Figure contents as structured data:
## START
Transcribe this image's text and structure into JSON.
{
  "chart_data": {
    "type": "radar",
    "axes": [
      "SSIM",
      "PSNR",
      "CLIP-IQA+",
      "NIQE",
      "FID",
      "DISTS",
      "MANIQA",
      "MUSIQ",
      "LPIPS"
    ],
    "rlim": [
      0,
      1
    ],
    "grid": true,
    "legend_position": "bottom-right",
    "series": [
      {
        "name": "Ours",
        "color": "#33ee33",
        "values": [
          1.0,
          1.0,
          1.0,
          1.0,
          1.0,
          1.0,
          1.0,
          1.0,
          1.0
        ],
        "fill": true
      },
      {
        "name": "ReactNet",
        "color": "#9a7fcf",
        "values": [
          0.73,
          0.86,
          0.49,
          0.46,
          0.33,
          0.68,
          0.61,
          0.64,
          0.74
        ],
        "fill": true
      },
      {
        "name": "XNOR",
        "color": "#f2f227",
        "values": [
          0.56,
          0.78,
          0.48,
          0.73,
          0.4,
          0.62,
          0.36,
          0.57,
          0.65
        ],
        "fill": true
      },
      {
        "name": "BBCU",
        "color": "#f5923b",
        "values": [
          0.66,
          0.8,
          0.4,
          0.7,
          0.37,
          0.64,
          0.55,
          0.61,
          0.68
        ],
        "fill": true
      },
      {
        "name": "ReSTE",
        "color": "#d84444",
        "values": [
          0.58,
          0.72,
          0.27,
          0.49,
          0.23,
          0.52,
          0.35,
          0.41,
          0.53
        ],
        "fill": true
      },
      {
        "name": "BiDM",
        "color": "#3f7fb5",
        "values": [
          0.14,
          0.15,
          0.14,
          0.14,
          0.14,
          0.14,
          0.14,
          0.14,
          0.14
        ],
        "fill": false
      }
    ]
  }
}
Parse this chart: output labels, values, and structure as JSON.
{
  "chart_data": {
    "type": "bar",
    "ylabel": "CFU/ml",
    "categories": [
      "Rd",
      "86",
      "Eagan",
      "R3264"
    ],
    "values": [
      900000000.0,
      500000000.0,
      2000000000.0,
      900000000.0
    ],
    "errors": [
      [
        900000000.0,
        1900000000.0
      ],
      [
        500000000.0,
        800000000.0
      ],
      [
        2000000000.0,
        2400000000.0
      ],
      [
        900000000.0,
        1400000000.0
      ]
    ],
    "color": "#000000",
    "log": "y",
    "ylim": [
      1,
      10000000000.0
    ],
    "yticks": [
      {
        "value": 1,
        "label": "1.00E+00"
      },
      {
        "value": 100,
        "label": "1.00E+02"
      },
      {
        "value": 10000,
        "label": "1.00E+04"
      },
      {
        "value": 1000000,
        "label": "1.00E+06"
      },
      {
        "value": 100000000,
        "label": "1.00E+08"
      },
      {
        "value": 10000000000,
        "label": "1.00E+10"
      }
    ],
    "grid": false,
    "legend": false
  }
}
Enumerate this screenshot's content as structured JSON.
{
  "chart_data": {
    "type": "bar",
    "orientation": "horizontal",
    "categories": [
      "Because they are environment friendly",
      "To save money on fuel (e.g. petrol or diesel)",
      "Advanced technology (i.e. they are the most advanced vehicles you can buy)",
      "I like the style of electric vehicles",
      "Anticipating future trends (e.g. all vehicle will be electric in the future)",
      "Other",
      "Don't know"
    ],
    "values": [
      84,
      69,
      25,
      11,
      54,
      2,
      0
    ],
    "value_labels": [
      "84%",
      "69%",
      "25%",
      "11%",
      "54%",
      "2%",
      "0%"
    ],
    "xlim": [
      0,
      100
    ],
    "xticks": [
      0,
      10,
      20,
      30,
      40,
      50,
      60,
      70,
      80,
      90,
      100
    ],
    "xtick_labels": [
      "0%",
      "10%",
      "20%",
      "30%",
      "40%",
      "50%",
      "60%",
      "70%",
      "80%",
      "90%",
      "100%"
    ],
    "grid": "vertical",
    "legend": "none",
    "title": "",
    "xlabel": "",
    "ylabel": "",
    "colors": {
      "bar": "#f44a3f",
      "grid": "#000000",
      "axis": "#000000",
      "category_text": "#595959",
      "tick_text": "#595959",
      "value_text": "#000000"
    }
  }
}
## END
_What the task requires_
Examine the entries and report how many of their lines contain the string "JSON", giving no more than the number.

_The reply_
3